### 文書
☆ ☆ ☆ ☆ ☆ ☆ ☆

はじめに
みなさんこんにちは。
先週末にはチャンピオンシップ(旧プロツアー/ミシックチャンピオンシップ)への出場権をかけた大会など、ハイレベルなオンラインイベントが複数開催されました。誰がどんなデッキを使用し、勝利を掴み取ったのでしょうか?
今回は$5K Kaldheim Championship QualifierとSekappy COLOSSEUMの大会結果を振り返っていきます。
$5K Kaldheim Championship Qualifier
順位 | プレイヤー名 | デッキタイプ |
---|---|---|
優勝 | モリ ノリユキ | オボシュランプ |
準優勝 | Thierry Ramboa | ディミーアヨーリオン |
トップ4 | Lorenzo Pollone | 赤単アグロ |
トップ4 | Mattia Rizzi | 緑単フード |
トップ8 | Sergio Garcia Gonzalez | ディミーアヨーリオン |
トップ8 | キムラ コウヘイ | セレズニアアドベンチャー |
トップ8 | Gavin Bennett | マルドゥスタックス |
トップ8 | Will Pulliam | 緑単フード |
(※デッキタイプをクリックするとリストが閲覧できます。)

☆ ☆ ☆ ☆ ☆ ☆ ☆

### 資料
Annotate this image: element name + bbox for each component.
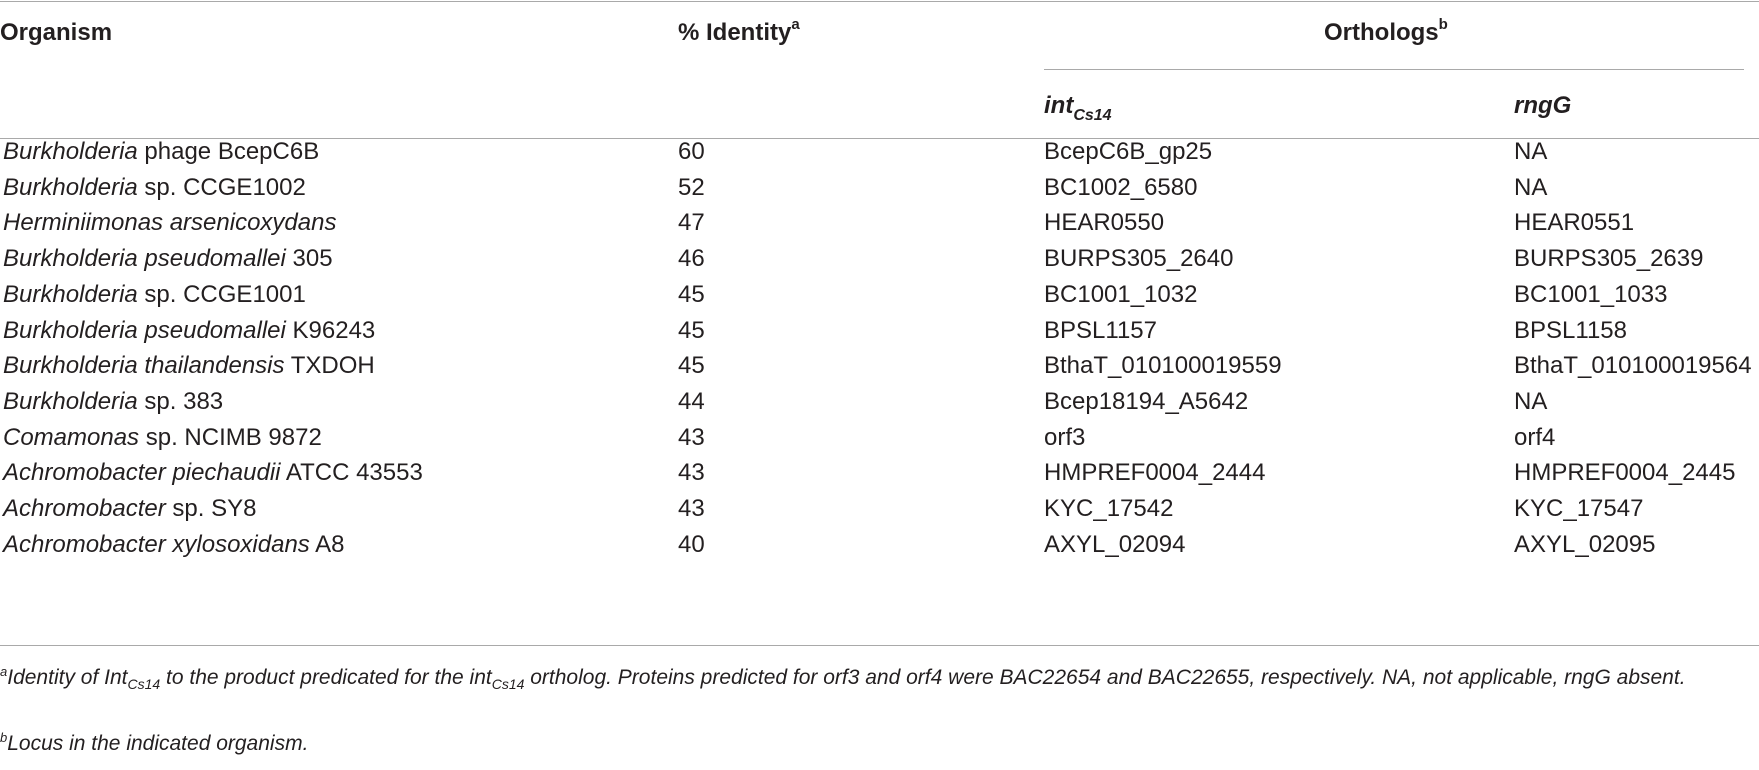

☆ ☆ ☆ ☆ ☆ ☆ ☆

### 問題 A
文書の「先週末にはチャンピオンシップ」から「Championship QualifierとSekappy COLOSSEUMの大会結果を振り返っていきます。」までを、両端も含めて書き写してください。
### 問題 B
文書によると、$5K Kaldheim Championship Qualifierで優勝したのは誰ですか。

### 解答 A
先週末にはチャンピオンシップ(旧プロツアー/ミシックチャンピオンシップ)への出場権をかけた大会など、ハイレベルなオンラインイベントが複数開催されました。誰がどんなデッキを使用し、勝利を掴み取ったのでしょうか?
今回は$5K Kaldheim Championship QualifierとSekappy COLOSSEUMの大会結果を振り返っていきます。

### 解答 B
モリ ノリユキ